-- start Given entries --
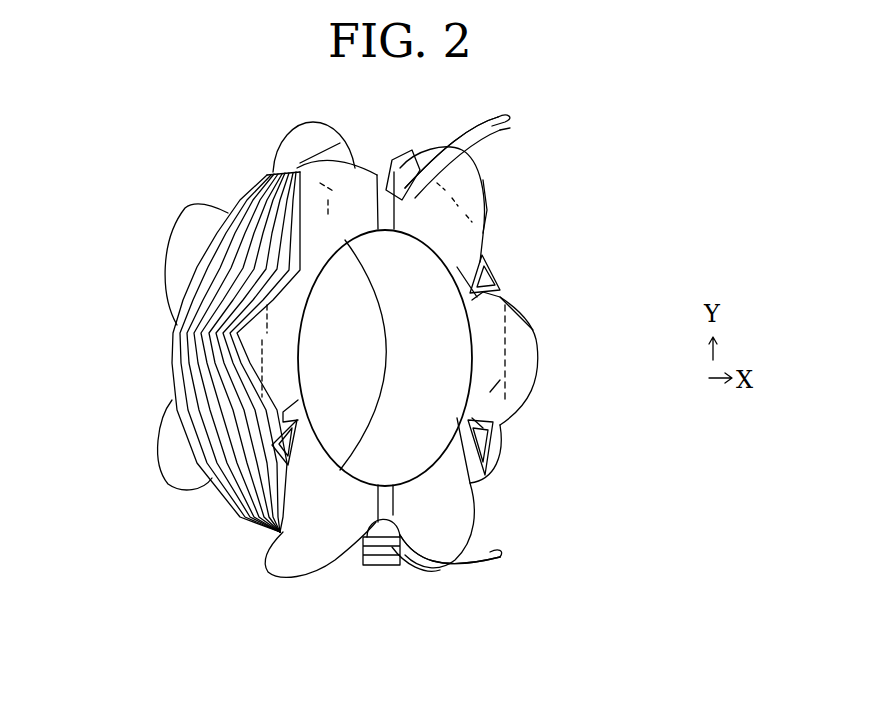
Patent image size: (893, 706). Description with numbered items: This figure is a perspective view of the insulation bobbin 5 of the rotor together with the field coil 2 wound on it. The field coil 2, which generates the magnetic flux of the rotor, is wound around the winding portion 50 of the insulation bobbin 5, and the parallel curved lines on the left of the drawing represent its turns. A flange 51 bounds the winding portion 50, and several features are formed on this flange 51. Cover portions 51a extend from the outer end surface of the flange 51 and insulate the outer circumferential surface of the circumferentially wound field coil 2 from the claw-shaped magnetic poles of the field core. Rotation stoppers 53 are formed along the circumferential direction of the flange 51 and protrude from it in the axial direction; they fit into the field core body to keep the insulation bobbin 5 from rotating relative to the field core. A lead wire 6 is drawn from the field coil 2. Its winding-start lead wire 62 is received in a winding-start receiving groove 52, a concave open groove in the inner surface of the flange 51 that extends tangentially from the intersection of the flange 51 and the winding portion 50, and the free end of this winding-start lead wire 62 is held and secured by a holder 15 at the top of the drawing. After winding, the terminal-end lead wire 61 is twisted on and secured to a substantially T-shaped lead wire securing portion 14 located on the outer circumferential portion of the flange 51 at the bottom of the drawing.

The field coil 2 is at (168, 345).
The insulation bobbin 5 is at (501, 217).
The lead wire 6 is at (522, 377).
The lead wire securing portion 14 is at (380, 562).
The holder 15 is at (400, 165).
The winding portion 50 is at (417, 430).
The flange 51 is at (490, 392).
The cover portion 51a is at (175, 262).
The winding-start receiving groove 52 is at (313, 140).
The rotation stopper 53 is at (500, 268).
The terminal-end lead wire 61 is at (453, 570).
The winding-start lead wire 62 is at (502, 156).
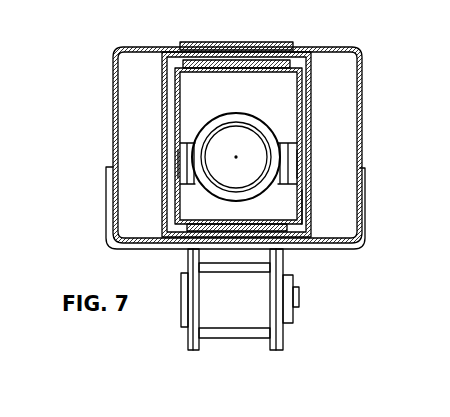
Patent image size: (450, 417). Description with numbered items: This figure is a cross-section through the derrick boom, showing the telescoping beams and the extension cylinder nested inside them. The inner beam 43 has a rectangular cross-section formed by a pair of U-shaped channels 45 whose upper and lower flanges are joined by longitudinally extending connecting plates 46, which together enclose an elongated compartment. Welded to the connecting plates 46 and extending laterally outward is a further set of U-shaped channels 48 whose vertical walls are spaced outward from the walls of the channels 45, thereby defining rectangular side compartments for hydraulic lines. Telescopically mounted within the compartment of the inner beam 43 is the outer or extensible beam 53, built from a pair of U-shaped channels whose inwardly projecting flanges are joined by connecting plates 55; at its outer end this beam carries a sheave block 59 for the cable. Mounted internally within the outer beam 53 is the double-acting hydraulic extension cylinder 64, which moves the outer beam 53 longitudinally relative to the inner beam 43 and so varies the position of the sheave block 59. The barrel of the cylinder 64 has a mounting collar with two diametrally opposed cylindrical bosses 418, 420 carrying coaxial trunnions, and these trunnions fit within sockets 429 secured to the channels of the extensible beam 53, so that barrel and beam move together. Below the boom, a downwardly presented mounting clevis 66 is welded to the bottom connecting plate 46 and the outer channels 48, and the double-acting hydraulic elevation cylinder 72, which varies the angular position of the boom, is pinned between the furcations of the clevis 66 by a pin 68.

The inner beam 43 is at (363, 78).
The U-shaped channels 45 is at (163, 128).
The connecting plates 46 is at (250, 43).
The U-shaped channels 48 is at (113, 123).
The outer or extensible beam 53 is at (305, 200).
The connecting plates 55 is at (234, 68).
The sheave block 59 is at (172, 86).
The double-acting hydraulic extension cylinder 64 is at (261, 128).
The mounting clevis 66 is at (277, 265).
The pin 68 is at (300, 300).
The double-acting hydraulic elevation cylinder 72 is at (248, 338).
The cylindrical boss 418 is at (192, 142).
The cylindrical boss 420 is at (285, 153).
The sockets 429 is at (178, 158).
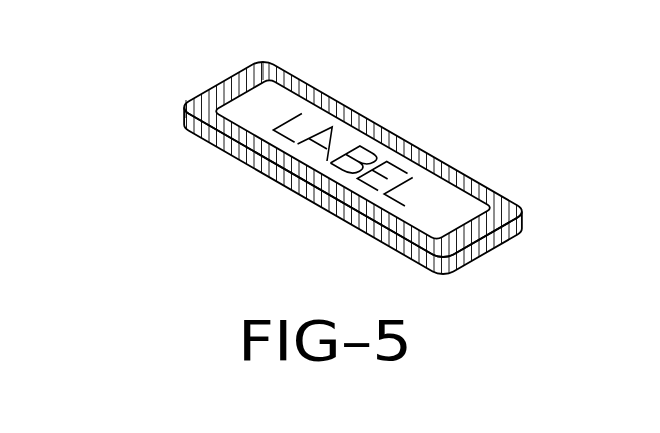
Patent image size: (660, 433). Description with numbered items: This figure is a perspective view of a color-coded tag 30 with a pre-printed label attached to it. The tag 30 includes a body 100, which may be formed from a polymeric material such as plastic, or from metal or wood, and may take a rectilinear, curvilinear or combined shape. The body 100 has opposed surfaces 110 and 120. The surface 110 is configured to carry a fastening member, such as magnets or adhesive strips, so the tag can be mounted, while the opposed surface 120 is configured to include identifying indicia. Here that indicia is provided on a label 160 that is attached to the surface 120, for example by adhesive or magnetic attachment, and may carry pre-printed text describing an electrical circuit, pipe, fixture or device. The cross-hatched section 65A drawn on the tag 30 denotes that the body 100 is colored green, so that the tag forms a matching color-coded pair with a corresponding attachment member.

The tag 30 is at (270, 214).
The body 100 is at (522, 223).
The surface 110 is at (483, 252).
The opposed surface 120 is at (405, 148).
The label 160 is at (312, 120).
The cross-hatched section 65A is at (222, 88).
-- end Given entries --
Objective ▸
Rename "Patent image size" to "Drawing dimensions" everywhere it occurs in the records, leaving every other word unchanged, and reproduce the resulting lines without the pictures.

Solution below ▸
Drawing dimensions: (893, 706). Description with numbered items: This figure is a perspective view of the insulation bobbin 5 of the rotor together with the field coil 2 wound on it. The field coil 2, which generates the magnetic flux of the rotor, is wound around the winding portion 50 of the insulation bobbin 5, and the parallel curved lines on the left of the drawing represent its turns. A flange 51 bounds the winding portion 50, and several features are formed on this flange 51. Cover portions 51a extend from the outer end surface of the flange 51 and insulate the outer circumferential surface of the circumferentially wound field coil 2 from the claw-shaped magnetic poles of the field core. Rotation stoppers 53 are formed along the circumferential direction of the flange 51 and protrude from it in the axial direction; they fit into the field core body to keep the insulation bobbin 5 from rotating relative to the field core. A lead wire 6 is drawn from the field coil 2. Its winding-start lead wire 62 is received in a winding-start receiving groove 52, a concave open groove in the inner surface of the flange 51 that extends tangentially from the intersection of the flange 51 and the winding portion 50, and the free end of this winding-start lead wire 62 is held and secured by a holder 15 at the top of the drawing. After winding, the terminal-end lead wire 61 is twisted on and secured to a substantially T-shaped lead wire securing portion 14 located on the outer circumferential portion of the flange 51 at the bottom of the drawing.

The field coil 2 is at (168, 345).
The insulation bobbin 5 is at (501, 217).
The lead wire 6 is at (522, 377).
The lead wire securing portion 14 is at (380, 562).
The holder 15 is at (400, 165).
The winding portion 50 is at (417, 430).
The flange 51 is at (490, 392).
The cover portion 51a is at (175, 262).
The winding-start receiving groove 52 is at (313, 140).
The rotation stopper 53 is at (500, 268).
The terminal-end lead wire 61 is at (453, 570).
The winding-start lead wire 62 is at (502, 156).
Drawing dimensions: (450, 417). Description with numbered items: This figure is a cross-section through the derrick boom, showing the telescoping beams and the extension cylinder nested inside them. The inner beam 43 has a rectangular cross-section formed by a pair of U-shaped channels 45 whose upper and lower flanges are joined by longitudinally extending connecting plates 46, which together enclose an elongated compartment. Welded to the connecting plates 46 and extending laterally outward is a further set of U-shaped channels 48 whose vertical walls are spaced outward from the walls of the channels 45, thereby defining rectangular side compartments for hydraulic lines. Telescopically mounted within the compartment of the inner beam 43 is the outer or extensible beam 53, built from a pair of U-shaped channels whose inwardly projecting flanges are joined by connecting plates 55; at its outer end this beam carries a sheave block 59 for the cable. Mounted internally within the outer beam 53 is the double-acting hydraulic extension cylinder 64, which moves the outer beam 53 longitudinally relative to the inner beam 43 and so varies the position of the sheave block 59. The barrel of the cylinder 64 has a mounting collar with two diametrally opposed cylindrical bosses 418, 420 carrying coaxial trunnions, and these trunnions fit within sockets 429 secured to the channels of the extensible beam 53, so that barrel and beam move together. Below the boom, a downwardly presented mounting clevis 66 is welded to the bottom connecting plate 46 and the outer channels 48, and the double-acting hydraulic elevation cylinder 72, which varies the angular position of the boom, is pinned between the furcations of the clevis 66 by a pin 68.

The inner beam 43 is at (363, 78).
The U-shaped channels 45 is at (163, 128).
The connecting plates 46 is at (250, 43).
The U-shaped channels 48 is at (113, 123).
The outer or extensible beam 53 is at (305, 200).
The connecting plates 55 is at (234, 68).
The sheave block 59 is at (172, 86).
The double-acting hydraulic extension cylinder 64 is at (261, 128).
The mounting clevis 66 is at (277, 265).
The pin 68 is at (300, 300).
The double-acting hydraulic elevation cylinder 72 is at (248, 338).
The cylindrical boss 418 is at (192, 142).
The cylindrical boss 420 is at (285, 153).
The sockets 429 is at (178, 158).
Drawing dimensions: (660, 433). Description with numbered items: This figure is a perspective view of a color-coded tag 30 with a pre-printed label attached to it. The tag 30 includes a body 100, which may be formed from a polymeric material such as plastic, or from metal or wood, and may take a rectilinear, curvilinear or combined shape. The body 100 has opposed surfaces 110 and 120. The surface 110 is configured to carry a fastening member, such as magnets or adhesive strips, so the tag can be mounted, while the opposed surface 120 is configured to include identifying indicia. Here that indicia is provided on a label 160 that is attached to the surface 120, for example by adhesive or magnetic attachment, and may carry pre-printed text describing an electrical circuit, pipe, fixture or device. The cross-hatched section 65A drawn on the tag 30 denotes that the body 100 is colored green, so that the tag forms a matching color-coded pair with a corresponding attachment member.

The tag 30 is at (270, 214).
The body 100 is at (522, 223).
The surface 110 is at (483, 252).
The opposed surface 120 is at (405, 148).
The label 160 is at (312, 120).
The cross-hatched section 65A is at (222, 88).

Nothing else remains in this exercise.